» **REQUIRED TASK**
Exactly reproduce the lines that follow.
start
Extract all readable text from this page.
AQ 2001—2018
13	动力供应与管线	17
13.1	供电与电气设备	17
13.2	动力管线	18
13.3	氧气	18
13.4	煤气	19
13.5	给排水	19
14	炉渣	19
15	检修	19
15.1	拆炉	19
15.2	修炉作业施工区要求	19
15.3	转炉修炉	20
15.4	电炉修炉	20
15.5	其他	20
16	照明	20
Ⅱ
end
» **FINISHED TASK**
Extract all readable text from this page.
AQ 2001—2018
13	动力供应与管线	17
13.1	供电与电气设备	17
13.2	动力管线	18
13.3	氧气	18
13.4	煤气	19
13.5	给排水	19
14	炉渣	19
15	检修	19
15.1	拆炉	19
15.2	修炉作业施工区要求	19
15.3	转炉修炉	20
15.4	电炉修炉	20
15.5	其他	20
16	照明	20
Ⅱ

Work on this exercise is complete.